• _Dataset records_
.....
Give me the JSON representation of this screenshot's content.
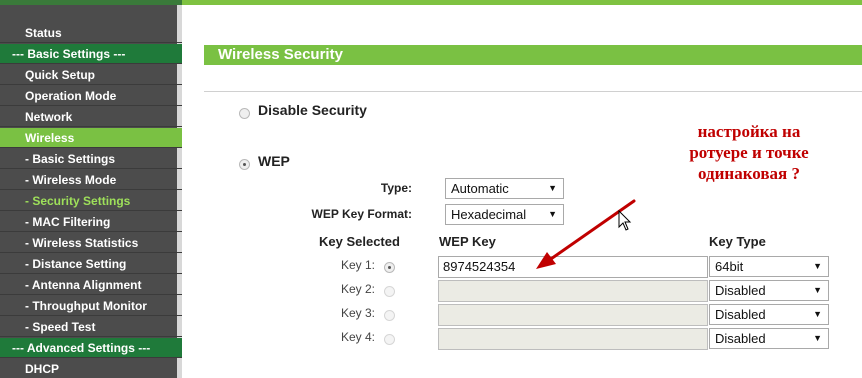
{
  "sidebar": {
    "items": [
      {
        "label": "Status",
        "kind": "top"
      },
      {
        "label": "--- Basic Settings ---",
        "kind": "section"
      },
      {
        "label": "Quick Setup",
        "kind": "top"
      },
      {
        "label": "Operation Mode",
        "kind": "top"
      },
      {
        "label": "Network",
        "kind": "top"
      },
      {
        "label": "Wireless",
        "kind": "active-top"
      },
      {
        "label": "- Basic Settings",
        "kind": "sub"
      },
      {
        "label": "- Wireless Mode",
        "kind": "sub"
      },
      {
        "label": "- Security Settings",
        "kind": "active-sub"
      },
      {
        "label": "- MAC Filtering",
        "kind": "sub"
      },
      {
        "label": "- Wireless Statistics",
        "kind": "sub"
      },
      {
        "label": "- Distance Setting",
        "kind": "sub"
      },
      {
        "label": "- Antenna Alignment",
        "kind": "sub"
      },
      {
        "label": "- Throughput Monitor",
        "kind": "sub"
      },
      {
        "label": "- Speed Test",
        "kind": "sub"
      },
      {
        "label": "--- Advanced Settings ---",
        "kind": "section"
      },
      {
        "label": "DHCP",
        "kind": "top"
      }
    ]
  },
  "page": {
    "title": "Wireless Security",
    "disable_security_label": "Disable Security",
    "wep_label": "WEP",
    "type_label": "Type:",
    "type_value": "Automatic",
    "format_label": "WEP Key Format:",
    "format_value": "Hexadecimal",
    "col_key_selected": "Key Selected",
    "col_wep_key": "WEP Key",
    "col_key_type": "Key Type",
    "keys": [
      {
        "label": "Key 1:",
        "value": "8974524354",
        "type": "64bit",
        "selected": true
      },
      {
        "label": "Key 2:",
        "value": "",
        "type": "Disabled",
        "selected": false
      },
      {
        "label": "Key 3:",
        "value": "",
        "type": "Disabled",
        "selected": false
      },
      {
        "label": "Key 4:",
        "value": "",
        "type": "Disabled",
        "selected": false
      }
    ]
  },
  "annotation": {
    "line1": "настройка на",
    "line2": "ротуере и точке",
    "line3": "одинаковая ?"
  },
  "colors": {
    "accent_green": "#7ac143",
    "section_green": "#1f7a3a",
    "sidebar_bg": "#4c4c4c",
    "annotation_red": "#c00000"
  },
  "icons": {
    "select_arrow": "▼"
  }
}
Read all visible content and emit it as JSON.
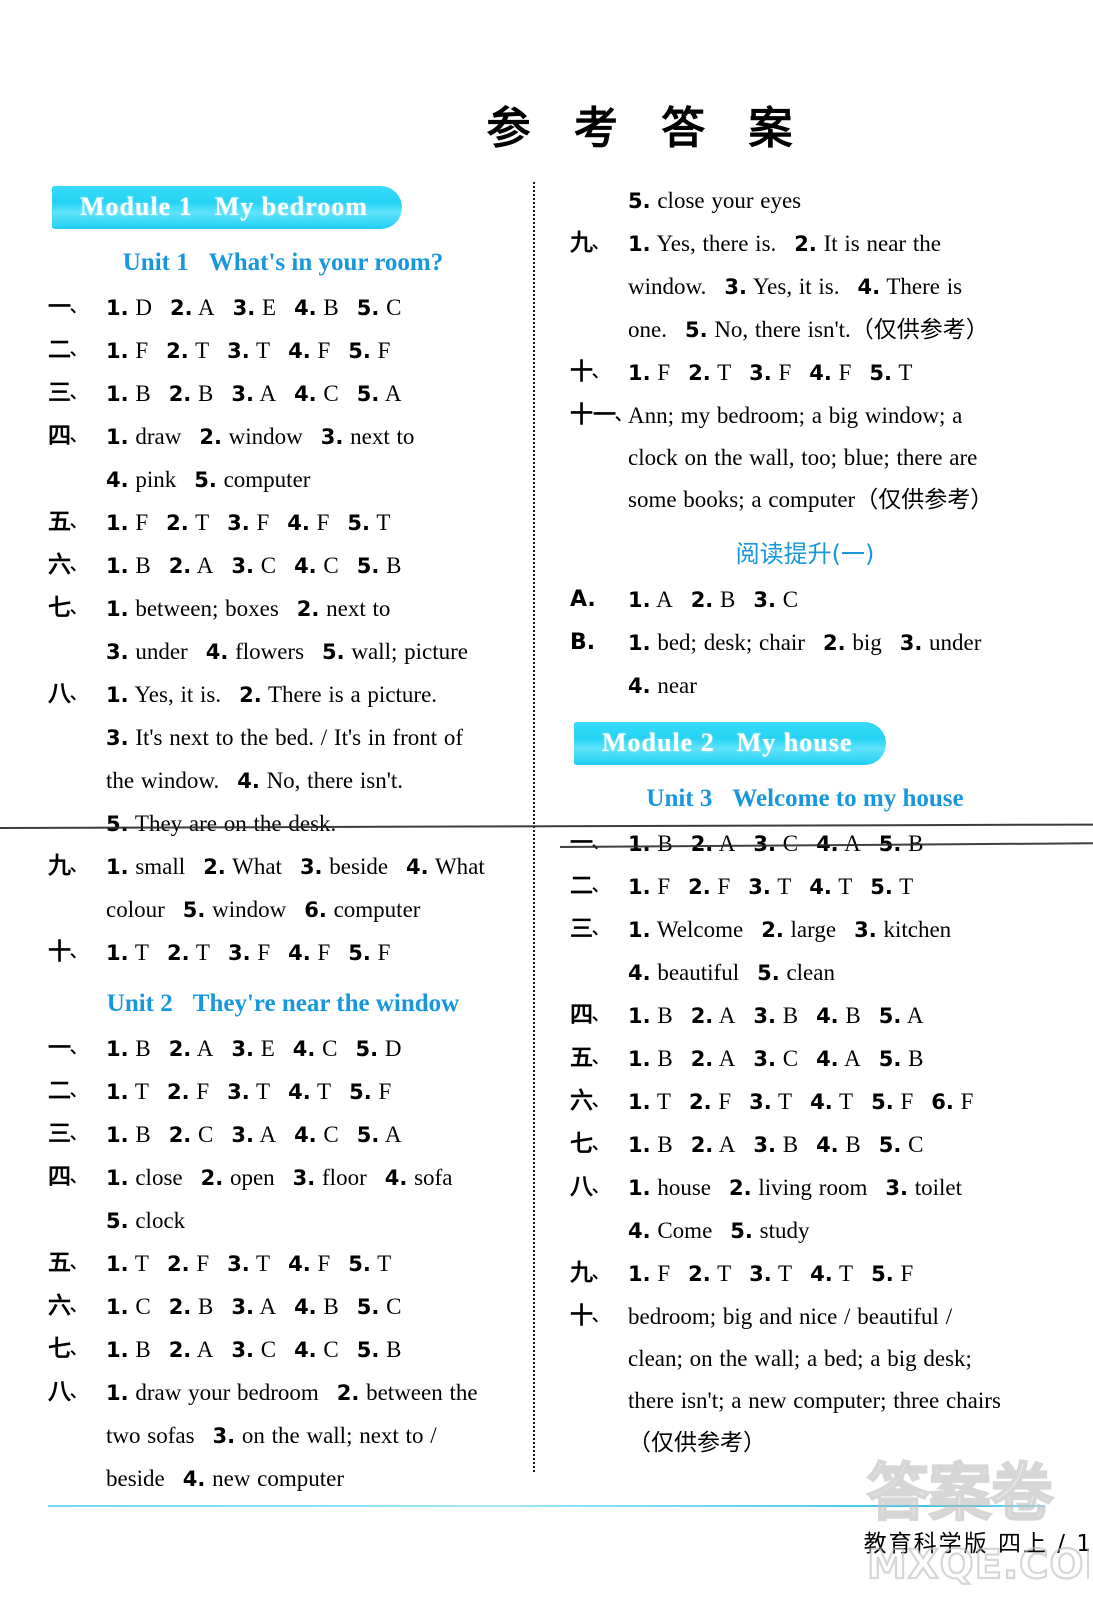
{
  "page": {
    "title": "参 考 答 案",
    "footer": "教育科学版 四上 / 1",
    "watermark_cn": "答案卷",
    "watermark_site": "MXQE.COM",
    "accent_cyan": "#25d2f4",
    "heading_blue": "#1897dd"
  },
  "left": {
    "module": {
      "name": "Module 1",
      "title": "My bedroom"
    },
    "unit1": {
      "name": "Unit 1",
      "title": "What's in your room?"
    },
    "unit1_answers": [
      {
        "label": "一、",
        "text": "1. D  2. A  3. E  4. B  5. C"
      },
      {
        "label": "二、",
        "text": "1. F  2. T  3. T  4. F  5. F"
      },
      {
        "label": "三、",
        "text": "1. B  2. B  3. A  4. C  5. A"
      },
      {
        "label": "四、",
        "text": "1. draw  2. window  3. next to"
      },
      {
        "label": "",
        "text": "4. pink  5. computer"
      },
      {
        "label": "五、",
        "text": "1. F  2. T  3. F  4. F  5. T"
      },
      {
        "label": "六、",
        "text": "1. B  2. A  3. C  4. C  5. B"
      },
      {
        "label": "七、",
        "text": "1. between; boxes  2. next to"
      },
      {
        "label": "",
        "text": "3. under  4. flowers  5. wall; picture"
      },
      {
        "label": "八、",
        "text": "1. Yes, it is.  2. There is a picture."
      },
      {
        "label": "",
        "text": "3. It's next to the bed. / It's in front of"
      },
      {
        "label": "",
        "text": "the window.  4. No, there isn't."
      },
      {
        "label": "",
        "text": "5. They are on the desk."
      },
      {
        "label": "九、",
        "text": "1. small  2. What  3. beside  4. What"
      },
      {
        "label": "",
        "text": "colour  5. window  6. computer"
      },
      {
        "label": "十、",
        "text": "1. T  2. T  3. F  4. F  5. F"
      }
    ],
    "unit2": {
      "name": "Unit 2",
      "title": "They're near the window"
    },
    "unit2_answers": [
      {
        "label": "一、",
        "text": "1. B  2. A  3. E  4. C  5. D"
      },
      {
        "label": "二、",
        "text": "1. T  2. F  3. T  4. T  5. F"
      },
      {
        "label": "三、",
        "text": "1. B  2. C  3. A  4. C  5. A"
      },
      {
        "label": "四、",
        "text": "1. close  2. open  3. floor  4. sofa"
      },
      {
        "label": "",
        "text": "5. clock"
      },
      {
        "label": "五、",
        "text": "1. T  2. F  3. T  4. F  5. T"
      },
      {
        "label": "六、",
        "text": "1. C  2. B  3. A  4. B  5. C"
      },
      {
        "label": "七、",
        "text": "1. B  2. A  3. C  4. C  5. B"
      },
      {
        "label": "八、",
        "text": "1. draw your bedroom  2. between the"
      },
      {
        "label": "",
        "text": "two sofas  3. on the wall; next to /"
      },
      {
        "label": "",
        "text": "beside  4. new computer"
      }
    ]
  },
  "right": {
    "unit2_cont": [
      {
        "label": "",
        "text": "5. close your eyes"
      },
      {
        "label": "九、",
        "text": "1. Yes, there is.  2. It is near the"
      },
      {
        "label": "",
        "text": "window.  3. Yes, it is.  4. There is"
      },
      {
        "label": "",
        "text": "one.  5. No, there isn't.（仅供参考）"
      },
      {
        "label": "十、",
        "text": "1. F  2. T  3. F  4. F  5. T"
      },
      {
        "label": "十一、",
        "text": "Ann; my bedroom; a big window; a"
      },
      {
        "label": "",
        "text": "clock on the wall, too; blue; there are"
      },
      {
        "label": "",
        "text": "some books; a computer（仅供参考）"
      }
    ],
    "reading": {
      "title": "阅读提升(一)"
    },
    "reading_answers": [
      {
        "label": "A.",
        "text": "1. A  2. B  3. C"
      },
      {
        "label": "B.",
        "text": "1. bed; desk; chair  2. big  3. under"
      },
      {
        "label": "",
        "text": "4. near"
      }
    ],
    "module": {
      "name": "Module 2",
      "title": "My house"
    },
    "unit3": {
      "name": "Unit 3",
      "title": "Welcome to my house"
    },
    "unit3_answers": [
      {
        "label": "一、",
        "text": "1. B  2. A  3. C  4. A  5. B"
      },
      {
        "label": "二、",
        "text": "1. F  2. F  3. T  4. T  5. T"
      },
      {
        "label": "三、",
        "text": "1. Welcome  2. large  3. kitchen"
      },
      {
        "label": "",
        "text": "4. beautiful  5. clean"
      },
      {
        "label": "四、",
        "text": "1. B  2. A  3. B  4. B  5. A"
      },
      {
        "label": "五、",
        "text": "1. B  2. A  3. C  4. A  5. B"
      },
      {
        "label": "六、",
        "text": "1. T  2. F  3. T  4. T  5. F  6. F"
      },
      {
        "label": "七、",
        "text": "1. B  2. A  3. B  4. B  5. C"
      },
      {
        "label": "八、",
        "text": "1. house  2. living room  3. toilet"
      },
      {
        "label": "",
        "text": "4. Come  5. study"
      },
      {
        "label": "九、",
        "text": "1. F  2. T  3. T  4. T  5. F"
      },
      {
        "label": "十、",
        "text": "bedroom; big and nice / beautiful /"
      },
      {
        "label": "",
        "text": "clean; on the wall; a bed; a big desk;"
      },
      {
        "label": "",
        "text": "there isn't; a new computer; three chairs"
      },
      {
        "label": "",
        "text": "（仅供参考）"
      }
    ]
  }
}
.....
• _Brief_
Identify the lines of the entries containing the string "Security". Copy each such line.

• _Result for this task_
        "label": "- Security Settings",
    "title": "Wireless Security",
    "disable_security_label": "Disable Security",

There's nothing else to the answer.